§ **GIVEN INSTRUCTION**
Where does the string "зверя" appear? Copy every line of the entries below that holds it.

§ **RECORDS SHOWN**
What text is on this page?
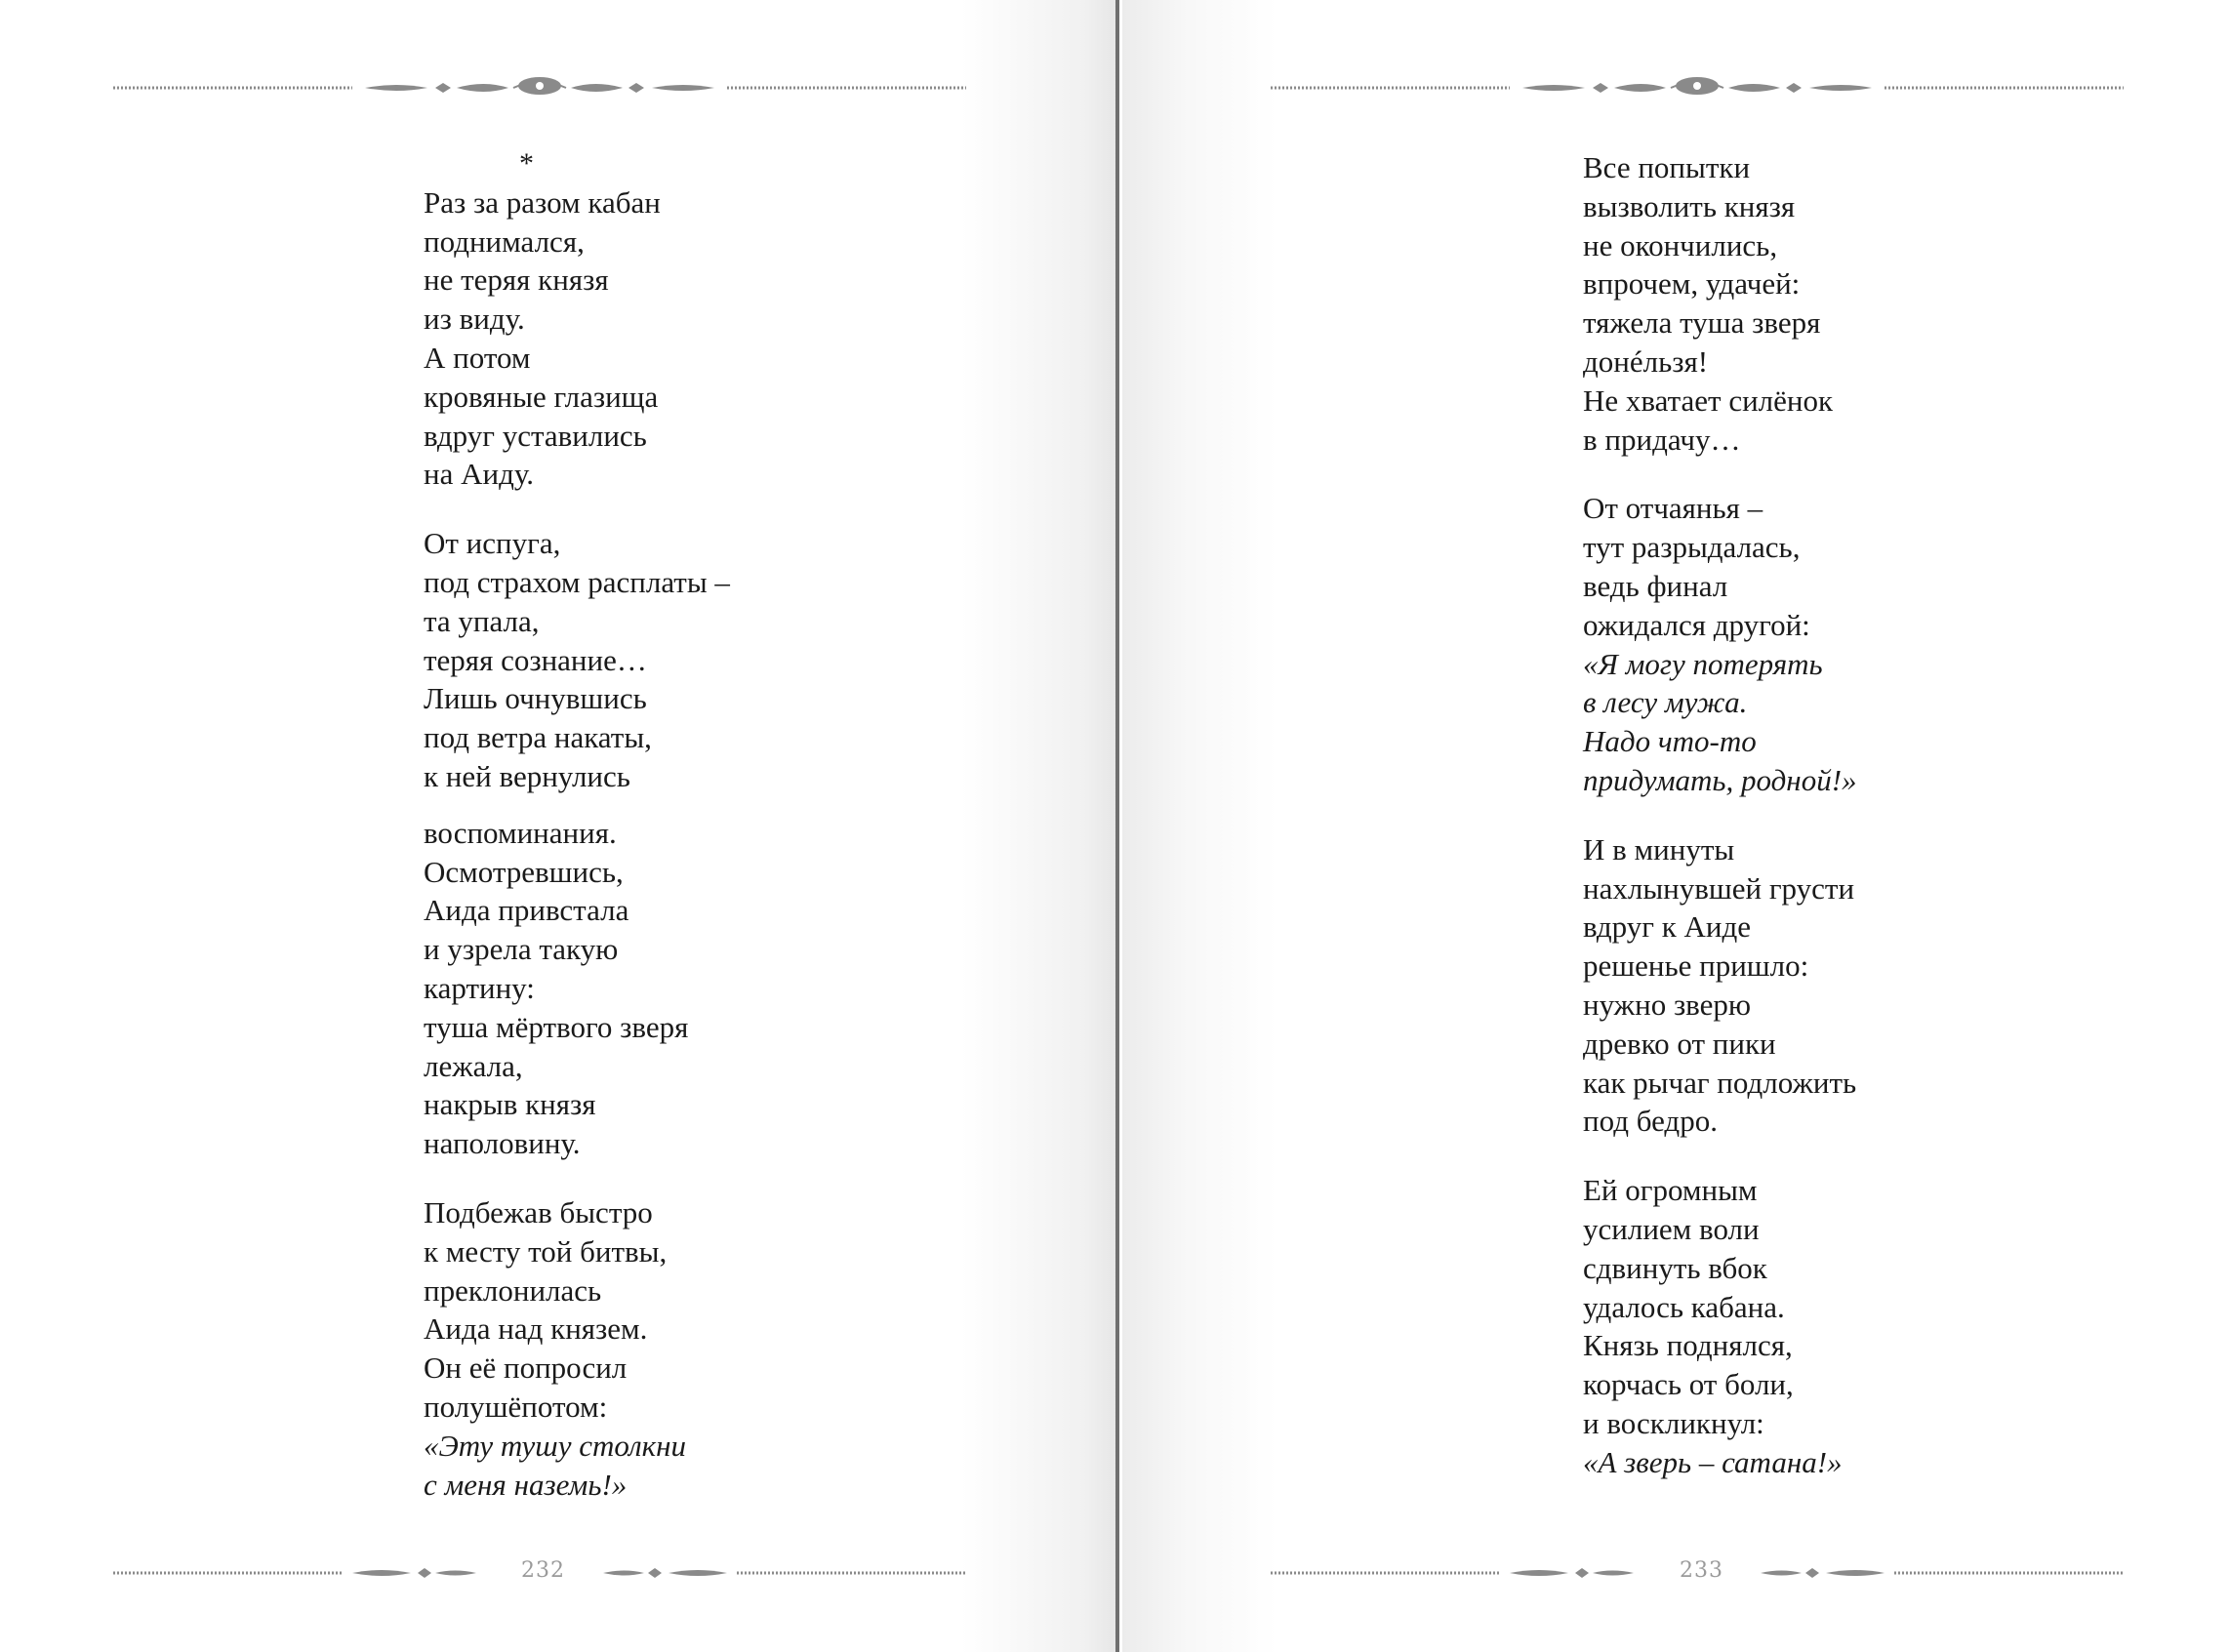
*
Раз за разом кабан
поднимался,
не теряя князя
из виду.
А потом
кровяные глазища
вдруг уставились
на Аиду.
От испуга,
под страхом расплаты –
та упала,
теряя сознание…
Лишь очнувшись
под ветра накаты,
к ней вернулись
воспоминания.
Осмотревшись,
Аида привстала
и узрела такую
картину:
туша мёртвого зверя
лежала,
накрыв князя
наполовину.
Подбежав быстро
к месту той битвы,
преклонилась
Аида над князем.
Он её попросил
полушёпотом:
«Эту тушу столкни
с меня наземь!»
232
Все попытки
вызволить князя
не окончились,
впрочем, удачей:
тяжела туша зверя
донéльзя!
Не хватает силёнок
в придачу…
От отчаянья –
тут разрыдалась,
ведь финал
ожидался другой:
«Я могу потерять
в лесу мужа.
Надо что-то
придумать, родной!»
И в минуты
нахлынувшей грусти
вдруг к Аиде
решенье пришло:
нужно зверю
древко от пики
как рычаг подложить
под бедро.
Ей огромным
усилием воли
сдвинуть вбок
удалось кабана.
Князь поднялся,
корчась от боли,
и воскликнул:
«А зверь – сатана!»
233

§ **RESULT**
туша мёртвого зверя
тяжела туша зверя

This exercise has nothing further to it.